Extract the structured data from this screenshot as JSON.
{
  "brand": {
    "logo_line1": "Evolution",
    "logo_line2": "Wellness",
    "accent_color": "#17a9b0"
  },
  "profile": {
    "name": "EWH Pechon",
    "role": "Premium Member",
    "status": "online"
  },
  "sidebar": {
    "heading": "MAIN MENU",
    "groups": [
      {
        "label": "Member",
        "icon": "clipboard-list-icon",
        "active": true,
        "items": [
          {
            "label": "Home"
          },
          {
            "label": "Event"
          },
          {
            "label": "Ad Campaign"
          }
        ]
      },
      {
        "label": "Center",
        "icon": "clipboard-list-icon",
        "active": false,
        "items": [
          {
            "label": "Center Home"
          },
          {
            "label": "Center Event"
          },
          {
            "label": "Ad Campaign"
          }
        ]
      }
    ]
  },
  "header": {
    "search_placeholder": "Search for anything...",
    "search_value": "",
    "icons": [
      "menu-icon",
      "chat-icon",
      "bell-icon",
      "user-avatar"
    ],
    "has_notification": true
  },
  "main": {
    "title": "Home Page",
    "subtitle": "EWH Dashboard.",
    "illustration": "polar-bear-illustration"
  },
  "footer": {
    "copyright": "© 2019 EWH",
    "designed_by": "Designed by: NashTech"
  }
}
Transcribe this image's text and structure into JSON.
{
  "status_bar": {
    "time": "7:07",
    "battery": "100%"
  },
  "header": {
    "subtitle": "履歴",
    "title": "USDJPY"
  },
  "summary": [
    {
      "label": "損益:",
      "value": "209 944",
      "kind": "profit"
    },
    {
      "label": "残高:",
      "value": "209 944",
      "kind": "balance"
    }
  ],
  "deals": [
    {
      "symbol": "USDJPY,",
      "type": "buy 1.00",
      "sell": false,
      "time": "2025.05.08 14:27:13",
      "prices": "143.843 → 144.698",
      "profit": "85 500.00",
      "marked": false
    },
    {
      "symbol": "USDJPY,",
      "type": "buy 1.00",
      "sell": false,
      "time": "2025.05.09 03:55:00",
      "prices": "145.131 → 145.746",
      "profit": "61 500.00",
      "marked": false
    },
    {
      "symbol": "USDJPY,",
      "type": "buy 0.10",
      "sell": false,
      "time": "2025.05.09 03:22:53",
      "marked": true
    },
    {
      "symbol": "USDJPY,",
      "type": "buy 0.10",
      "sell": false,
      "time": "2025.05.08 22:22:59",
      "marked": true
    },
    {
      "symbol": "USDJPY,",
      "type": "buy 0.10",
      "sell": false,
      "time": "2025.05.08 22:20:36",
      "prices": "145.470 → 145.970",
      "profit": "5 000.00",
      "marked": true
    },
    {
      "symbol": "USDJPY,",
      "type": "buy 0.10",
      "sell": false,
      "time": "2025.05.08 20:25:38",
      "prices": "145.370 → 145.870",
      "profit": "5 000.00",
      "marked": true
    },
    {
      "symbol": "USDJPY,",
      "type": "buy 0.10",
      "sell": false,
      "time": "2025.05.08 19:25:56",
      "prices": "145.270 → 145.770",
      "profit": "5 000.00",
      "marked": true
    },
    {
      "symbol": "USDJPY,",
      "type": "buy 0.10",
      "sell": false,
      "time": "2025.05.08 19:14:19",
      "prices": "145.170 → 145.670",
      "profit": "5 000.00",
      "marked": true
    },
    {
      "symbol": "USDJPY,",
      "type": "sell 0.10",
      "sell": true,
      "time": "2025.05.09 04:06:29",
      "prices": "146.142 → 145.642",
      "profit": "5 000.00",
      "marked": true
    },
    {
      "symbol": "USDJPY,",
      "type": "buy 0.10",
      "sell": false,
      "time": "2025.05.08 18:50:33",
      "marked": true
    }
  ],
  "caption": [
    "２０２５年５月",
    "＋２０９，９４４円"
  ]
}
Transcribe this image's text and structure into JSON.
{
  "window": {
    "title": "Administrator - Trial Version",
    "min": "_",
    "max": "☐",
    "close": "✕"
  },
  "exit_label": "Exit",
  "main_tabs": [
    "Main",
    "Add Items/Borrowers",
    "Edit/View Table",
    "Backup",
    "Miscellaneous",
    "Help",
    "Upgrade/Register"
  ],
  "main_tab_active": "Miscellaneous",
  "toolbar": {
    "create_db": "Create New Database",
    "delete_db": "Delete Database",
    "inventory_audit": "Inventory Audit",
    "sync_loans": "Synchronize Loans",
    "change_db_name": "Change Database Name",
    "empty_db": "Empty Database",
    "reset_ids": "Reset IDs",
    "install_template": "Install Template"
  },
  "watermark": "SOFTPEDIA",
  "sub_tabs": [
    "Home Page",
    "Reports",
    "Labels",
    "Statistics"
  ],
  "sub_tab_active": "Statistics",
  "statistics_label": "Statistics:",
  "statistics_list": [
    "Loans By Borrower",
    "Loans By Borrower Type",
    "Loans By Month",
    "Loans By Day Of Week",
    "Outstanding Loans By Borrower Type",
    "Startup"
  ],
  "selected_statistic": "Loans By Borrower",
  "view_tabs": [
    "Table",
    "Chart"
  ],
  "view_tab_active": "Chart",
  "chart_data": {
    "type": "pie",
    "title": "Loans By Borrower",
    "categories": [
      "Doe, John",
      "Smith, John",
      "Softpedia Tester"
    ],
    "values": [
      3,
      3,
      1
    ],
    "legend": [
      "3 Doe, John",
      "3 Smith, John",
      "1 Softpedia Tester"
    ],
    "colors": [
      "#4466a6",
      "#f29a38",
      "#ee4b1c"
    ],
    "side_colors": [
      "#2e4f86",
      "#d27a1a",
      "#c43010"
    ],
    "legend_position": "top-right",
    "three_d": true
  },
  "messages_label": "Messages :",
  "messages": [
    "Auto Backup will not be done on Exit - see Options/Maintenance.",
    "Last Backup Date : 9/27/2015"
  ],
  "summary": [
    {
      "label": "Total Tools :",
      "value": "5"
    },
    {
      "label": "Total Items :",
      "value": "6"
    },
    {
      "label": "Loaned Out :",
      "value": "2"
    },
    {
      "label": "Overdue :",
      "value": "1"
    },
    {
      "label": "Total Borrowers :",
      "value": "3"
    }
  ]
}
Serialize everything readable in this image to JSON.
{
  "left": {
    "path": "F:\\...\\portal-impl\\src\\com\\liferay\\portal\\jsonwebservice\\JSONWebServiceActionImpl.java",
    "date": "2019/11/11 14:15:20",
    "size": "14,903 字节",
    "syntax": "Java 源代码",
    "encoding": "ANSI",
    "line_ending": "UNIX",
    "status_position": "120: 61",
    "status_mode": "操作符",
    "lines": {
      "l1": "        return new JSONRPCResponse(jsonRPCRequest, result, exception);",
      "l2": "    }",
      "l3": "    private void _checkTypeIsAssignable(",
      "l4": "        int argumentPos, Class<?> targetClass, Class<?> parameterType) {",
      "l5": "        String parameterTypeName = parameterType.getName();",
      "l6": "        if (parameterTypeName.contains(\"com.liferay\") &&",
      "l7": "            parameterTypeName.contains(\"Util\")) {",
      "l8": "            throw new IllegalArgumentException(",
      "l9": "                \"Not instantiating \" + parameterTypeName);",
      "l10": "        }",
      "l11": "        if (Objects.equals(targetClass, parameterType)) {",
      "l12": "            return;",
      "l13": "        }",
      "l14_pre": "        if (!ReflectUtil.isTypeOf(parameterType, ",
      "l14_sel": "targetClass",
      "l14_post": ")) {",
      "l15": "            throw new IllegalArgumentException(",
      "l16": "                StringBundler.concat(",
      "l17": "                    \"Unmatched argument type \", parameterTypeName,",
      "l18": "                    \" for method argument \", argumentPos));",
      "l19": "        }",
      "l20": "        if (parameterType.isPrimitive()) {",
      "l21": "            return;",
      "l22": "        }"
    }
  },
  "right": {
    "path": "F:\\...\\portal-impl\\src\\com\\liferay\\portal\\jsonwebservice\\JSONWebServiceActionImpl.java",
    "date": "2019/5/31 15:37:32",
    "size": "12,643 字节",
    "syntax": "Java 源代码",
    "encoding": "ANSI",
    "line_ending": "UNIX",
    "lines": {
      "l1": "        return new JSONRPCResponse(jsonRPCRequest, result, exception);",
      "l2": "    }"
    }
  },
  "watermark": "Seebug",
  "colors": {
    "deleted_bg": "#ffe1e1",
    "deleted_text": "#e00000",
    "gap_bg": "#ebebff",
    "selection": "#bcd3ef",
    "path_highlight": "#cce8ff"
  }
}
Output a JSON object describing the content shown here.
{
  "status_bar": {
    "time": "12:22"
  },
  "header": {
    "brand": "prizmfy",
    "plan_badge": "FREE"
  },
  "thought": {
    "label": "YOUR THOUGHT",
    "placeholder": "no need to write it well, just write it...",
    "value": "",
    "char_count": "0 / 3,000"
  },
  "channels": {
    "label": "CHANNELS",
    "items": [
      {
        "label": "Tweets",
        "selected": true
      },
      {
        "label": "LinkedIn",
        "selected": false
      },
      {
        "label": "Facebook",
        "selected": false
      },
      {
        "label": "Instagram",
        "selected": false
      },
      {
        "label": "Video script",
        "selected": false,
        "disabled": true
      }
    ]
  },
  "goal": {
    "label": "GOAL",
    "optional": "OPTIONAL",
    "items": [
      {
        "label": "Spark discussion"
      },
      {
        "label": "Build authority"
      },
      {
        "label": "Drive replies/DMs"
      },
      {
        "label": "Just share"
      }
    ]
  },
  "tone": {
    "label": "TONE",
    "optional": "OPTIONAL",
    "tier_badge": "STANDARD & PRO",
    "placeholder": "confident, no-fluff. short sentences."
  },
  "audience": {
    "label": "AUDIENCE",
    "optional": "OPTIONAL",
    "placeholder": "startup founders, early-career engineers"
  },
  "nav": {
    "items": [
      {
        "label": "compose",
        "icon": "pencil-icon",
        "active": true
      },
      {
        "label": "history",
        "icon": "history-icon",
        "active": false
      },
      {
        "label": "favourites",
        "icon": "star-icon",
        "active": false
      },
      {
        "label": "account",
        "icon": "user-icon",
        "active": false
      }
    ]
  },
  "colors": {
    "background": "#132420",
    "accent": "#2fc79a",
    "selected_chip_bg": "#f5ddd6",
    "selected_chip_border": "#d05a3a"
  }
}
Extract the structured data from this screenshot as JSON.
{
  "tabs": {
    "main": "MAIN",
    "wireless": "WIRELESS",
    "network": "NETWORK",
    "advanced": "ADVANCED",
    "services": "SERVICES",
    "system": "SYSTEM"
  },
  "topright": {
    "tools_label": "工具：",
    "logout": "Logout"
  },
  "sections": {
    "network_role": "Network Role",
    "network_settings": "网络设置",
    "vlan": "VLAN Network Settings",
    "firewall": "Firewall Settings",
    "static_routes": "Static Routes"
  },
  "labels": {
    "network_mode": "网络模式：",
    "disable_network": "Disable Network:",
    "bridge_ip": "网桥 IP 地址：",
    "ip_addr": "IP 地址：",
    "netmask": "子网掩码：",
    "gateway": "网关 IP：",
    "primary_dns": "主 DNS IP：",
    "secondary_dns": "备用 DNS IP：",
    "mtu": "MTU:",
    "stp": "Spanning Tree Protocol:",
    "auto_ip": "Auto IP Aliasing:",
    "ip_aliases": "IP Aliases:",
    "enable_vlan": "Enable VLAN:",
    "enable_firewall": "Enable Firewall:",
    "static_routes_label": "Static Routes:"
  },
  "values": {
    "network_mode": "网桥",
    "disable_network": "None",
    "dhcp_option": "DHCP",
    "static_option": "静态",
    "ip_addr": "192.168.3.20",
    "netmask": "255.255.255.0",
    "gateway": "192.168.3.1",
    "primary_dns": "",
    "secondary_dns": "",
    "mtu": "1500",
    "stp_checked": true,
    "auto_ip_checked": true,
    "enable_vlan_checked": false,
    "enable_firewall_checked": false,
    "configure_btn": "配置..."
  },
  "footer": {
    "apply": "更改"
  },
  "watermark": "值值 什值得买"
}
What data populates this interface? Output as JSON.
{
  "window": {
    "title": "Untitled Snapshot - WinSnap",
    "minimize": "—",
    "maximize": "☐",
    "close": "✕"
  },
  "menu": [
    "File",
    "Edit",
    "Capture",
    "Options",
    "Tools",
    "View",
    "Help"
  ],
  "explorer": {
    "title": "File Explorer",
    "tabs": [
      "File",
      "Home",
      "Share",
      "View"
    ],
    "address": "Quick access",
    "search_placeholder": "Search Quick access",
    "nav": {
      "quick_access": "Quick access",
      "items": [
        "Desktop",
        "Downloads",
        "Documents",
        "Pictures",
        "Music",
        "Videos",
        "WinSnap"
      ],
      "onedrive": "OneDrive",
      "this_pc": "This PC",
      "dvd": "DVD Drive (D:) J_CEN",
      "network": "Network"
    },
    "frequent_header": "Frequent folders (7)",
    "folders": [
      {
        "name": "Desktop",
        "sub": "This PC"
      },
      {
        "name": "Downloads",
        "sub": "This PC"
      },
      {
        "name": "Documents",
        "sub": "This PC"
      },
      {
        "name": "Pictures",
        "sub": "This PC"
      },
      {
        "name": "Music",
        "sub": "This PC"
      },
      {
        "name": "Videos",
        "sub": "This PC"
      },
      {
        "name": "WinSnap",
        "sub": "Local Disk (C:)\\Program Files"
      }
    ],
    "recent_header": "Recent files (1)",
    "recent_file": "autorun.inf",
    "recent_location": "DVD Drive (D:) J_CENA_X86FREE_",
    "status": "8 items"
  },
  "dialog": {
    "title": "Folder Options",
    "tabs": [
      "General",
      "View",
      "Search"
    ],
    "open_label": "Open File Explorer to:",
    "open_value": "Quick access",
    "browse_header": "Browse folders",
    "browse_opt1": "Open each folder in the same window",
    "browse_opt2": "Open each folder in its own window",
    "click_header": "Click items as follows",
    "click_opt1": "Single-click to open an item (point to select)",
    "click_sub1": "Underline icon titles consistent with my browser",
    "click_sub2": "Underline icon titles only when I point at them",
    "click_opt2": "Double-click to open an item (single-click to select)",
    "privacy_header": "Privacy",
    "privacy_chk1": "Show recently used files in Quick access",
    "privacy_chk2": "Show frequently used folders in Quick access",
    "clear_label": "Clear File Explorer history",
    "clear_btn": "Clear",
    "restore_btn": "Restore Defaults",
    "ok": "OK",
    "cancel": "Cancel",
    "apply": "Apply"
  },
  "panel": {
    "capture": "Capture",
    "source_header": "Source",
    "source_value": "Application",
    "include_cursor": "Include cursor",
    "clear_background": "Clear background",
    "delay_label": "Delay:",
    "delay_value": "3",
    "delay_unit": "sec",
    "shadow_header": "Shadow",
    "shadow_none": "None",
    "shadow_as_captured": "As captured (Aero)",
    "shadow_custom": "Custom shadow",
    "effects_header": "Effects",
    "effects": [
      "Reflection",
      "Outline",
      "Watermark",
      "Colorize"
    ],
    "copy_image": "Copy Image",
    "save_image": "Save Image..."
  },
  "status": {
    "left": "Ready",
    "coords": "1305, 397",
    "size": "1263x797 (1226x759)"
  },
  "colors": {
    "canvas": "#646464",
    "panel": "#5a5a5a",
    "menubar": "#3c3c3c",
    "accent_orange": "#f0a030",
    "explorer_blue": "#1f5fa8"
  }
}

*Work instructions:* Read through the data and copy every line where "throw" shows up.

*Task output:*
      "l8": "            throw new IllegalArgumentException(",
      "l15": "            throw new IllegalArgumentException(",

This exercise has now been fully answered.